* EXERCISE INSTRUCTIONS
Read the records below. Copy each line where the string "color" occurs.

== == ==

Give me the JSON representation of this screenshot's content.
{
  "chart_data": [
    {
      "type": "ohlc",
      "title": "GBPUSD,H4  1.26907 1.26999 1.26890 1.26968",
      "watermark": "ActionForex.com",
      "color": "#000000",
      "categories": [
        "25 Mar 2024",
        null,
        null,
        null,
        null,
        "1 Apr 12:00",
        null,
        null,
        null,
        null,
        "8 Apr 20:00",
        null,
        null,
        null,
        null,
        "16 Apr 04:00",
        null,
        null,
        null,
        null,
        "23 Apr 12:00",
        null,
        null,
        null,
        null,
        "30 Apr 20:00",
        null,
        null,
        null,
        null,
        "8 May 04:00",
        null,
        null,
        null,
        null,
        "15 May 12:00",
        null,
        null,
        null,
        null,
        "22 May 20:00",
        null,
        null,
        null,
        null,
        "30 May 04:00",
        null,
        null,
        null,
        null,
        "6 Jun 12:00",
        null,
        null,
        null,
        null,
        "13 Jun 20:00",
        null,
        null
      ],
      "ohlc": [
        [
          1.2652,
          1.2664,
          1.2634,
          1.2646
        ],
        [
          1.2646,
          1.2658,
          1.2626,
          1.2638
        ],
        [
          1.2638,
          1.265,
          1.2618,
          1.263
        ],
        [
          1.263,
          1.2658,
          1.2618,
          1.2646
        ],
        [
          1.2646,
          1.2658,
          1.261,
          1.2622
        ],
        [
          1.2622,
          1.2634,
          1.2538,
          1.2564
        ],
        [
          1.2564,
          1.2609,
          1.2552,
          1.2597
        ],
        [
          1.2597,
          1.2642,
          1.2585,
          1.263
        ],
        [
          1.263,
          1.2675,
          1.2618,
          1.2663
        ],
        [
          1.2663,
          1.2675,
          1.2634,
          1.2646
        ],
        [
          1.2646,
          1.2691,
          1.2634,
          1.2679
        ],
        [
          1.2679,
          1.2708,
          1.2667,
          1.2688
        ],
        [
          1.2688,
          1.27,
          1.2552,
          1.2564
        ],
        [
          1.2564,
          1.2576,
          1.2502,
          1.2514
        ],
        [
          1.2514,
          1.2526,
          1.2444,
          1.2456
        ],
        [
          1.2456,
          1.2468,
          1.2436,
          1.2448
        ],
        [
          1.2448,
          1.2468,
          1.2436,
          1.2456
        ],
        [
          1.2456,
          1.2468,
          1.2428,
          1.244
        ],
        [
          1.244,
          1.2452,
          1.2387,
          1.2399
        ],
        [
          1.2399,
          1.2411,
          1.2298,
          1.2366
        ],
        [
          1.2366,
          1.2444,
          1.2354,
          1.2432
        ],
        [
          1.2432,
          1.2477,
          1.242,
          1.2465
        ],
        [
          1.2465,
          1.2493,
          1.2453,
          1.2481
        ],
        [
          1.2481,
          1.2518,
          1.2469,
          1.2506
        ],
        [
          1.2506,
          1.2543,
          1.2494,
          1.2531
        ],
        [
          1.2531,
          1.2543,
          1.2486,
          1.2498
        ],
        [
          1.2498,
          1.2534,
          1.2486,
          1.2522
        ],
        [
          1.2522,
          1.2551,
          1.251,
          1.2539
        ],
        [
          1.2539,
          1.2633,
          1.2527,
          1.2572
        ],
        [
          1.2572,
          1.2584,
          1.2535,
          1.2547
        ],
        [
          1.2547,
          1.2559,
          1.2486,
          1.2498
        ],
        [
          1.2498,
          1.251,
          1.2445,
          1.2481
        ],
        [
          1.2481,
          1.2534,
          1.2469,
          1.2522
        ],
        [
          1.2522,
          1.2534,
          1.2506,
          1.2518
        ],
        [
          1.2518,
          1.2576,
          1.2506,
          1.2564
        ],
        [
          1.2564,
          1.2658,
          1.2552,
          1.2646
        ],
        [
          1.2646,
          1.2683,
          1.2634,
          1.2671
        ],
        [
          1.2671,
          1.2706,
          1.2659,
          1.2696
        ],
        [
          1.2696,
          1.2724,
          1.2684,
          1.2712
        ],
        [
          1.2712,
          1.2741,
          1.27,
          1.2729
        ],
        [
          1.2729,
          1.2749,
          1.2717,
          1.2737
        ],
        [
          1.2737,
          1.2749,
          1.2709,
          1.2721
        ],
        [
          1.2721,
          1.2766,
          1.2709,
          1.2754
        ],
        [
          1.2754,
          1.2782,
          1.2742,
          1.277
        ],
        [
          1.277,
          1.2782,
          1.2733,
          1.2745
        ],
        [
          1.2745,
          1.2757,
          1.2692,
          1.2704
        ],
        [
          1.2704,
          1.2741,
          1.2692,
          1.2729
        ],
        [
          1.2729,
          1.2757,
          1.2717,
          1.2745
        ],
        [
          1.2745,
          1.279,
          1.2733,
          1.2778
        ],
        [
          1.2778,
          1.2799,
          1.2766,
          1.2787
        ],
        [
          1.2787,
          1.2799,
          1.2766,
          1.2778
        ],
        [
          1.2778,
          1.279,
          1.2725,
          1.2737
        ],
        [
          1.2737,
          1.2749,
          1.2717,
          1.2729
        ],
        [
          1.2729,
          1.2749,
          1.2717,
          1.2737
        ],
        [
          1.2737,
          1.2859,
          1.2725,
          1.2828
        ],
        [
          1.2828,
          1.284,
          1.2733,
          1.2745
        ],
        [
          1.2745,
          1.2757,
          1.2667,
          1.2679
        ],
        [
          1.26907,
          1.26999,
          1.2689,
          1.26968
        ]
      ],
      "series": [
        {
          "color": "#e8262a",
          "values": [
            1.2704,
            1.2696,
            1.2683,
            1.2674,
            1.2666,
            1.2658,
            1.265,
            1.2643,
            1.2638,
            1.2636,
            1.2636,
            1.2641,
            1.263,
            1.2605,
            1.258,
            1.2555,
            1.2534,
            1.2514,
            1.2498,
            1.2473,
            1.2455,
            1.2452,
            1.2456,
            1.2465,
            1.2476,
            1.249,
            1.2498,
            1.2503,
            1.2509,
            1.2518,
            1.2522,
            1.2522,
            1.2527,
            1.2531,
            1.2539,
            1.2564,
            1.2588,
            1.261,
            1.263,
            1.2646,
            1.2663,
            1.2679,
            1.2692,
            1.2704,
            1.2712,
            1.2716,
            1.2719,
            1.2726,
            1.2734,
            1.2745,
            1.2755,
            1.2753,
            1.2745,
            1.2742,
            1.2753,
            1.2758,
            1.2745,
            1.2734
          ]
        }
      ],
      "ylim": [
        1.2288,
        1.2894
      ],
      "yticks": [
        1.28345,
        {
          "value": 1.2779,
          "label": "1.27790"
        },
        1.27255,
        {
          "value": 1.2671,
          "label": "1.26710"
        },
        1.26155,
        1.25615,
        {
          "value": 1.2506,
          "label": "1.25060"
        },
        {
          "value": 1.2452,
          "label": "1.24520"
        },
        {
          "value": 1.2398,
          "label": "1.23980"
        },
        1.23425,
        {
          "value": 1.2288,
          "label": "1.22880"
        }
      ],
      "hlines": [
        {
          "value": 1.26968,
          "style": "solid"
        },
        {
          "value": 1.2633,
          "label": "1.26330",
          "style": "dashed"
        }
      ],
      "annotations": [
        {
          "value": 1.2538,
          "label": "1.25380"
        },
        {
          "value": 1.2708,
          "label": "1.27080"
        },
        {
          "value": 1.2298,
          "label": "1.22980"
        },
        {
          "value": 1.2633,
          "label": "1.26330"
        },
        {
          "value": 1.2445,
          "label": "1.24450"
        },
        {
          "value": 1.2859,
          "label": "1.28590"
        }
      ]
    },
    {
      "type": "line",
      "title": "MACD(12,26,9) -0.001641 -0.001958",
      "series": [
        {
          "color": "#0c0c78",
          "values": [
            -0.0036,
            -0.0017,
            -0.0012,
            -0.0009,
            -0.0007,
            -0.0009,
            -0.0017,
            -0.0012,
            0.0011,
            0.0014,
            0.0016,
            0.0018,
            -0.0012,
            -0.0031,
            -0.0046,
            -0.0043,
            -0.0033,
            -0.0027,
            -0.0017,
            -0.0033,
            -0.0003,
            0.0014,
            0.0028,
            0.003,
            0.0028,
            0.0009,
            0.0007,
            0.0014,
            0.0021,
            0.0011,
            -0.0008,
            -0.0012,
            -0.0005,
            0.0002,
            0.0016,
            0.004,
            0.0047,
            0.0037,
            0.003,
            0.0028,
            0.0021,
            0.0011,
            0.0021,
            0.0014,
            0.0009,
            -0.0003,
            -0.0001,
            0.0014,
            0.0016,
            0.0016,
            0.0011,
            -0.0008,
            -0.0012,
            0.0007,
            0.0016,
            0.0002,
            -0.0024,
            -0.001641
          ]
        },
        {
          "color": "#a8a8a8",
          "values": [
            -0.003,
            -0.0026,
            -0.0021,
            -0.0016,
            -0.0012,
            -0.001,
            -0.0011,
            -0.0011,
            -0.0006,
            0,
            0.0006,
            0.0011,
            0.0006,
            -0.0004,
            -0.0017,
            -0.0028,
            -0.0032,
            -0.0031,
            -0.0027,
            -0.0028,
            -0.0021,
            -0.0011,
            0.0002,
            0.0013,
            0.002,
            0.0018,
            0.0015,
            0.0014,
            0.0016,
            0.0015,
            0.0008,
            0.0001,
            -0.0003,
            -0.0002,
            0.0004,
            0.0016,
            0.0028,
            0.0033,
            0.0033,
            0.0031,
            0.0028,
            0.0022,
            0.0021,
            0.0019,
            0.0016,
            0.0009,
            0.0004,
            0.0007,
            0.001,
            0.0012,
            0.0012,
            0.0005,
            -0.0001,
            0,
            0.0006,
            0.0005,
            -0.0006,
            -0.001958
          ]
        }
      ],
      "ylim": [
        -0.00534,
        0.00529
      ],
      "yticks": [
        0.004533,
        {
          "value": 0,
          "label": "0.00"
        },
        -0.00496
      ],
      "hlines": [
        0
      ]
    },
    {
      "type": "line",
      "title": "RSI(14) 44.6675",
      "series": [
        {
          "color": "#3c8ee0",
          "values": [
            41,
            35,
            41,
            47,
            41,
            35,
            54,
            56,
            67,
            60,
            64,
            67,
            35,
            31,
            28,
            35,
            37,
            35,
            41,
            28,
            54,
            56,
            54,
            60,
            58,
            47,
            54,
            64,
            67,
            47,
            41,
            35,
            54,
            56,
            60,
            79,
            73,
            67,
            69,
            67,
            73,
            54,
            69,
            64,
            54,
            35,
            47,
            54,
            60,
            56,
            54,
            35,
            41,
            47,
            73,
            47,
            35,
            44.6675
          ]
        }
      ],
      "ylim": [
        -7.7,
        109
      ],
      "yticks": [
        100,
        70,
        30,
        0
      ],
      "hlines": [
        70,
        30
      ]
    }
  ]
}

== == ==

* OUTPUT FOR THIS TASK
      "color": "#000000",
          "color": "#e8262a",
          "color": "#0c0c78",
          "color": "#a8a8a8",
          "color": "#3c8ee0",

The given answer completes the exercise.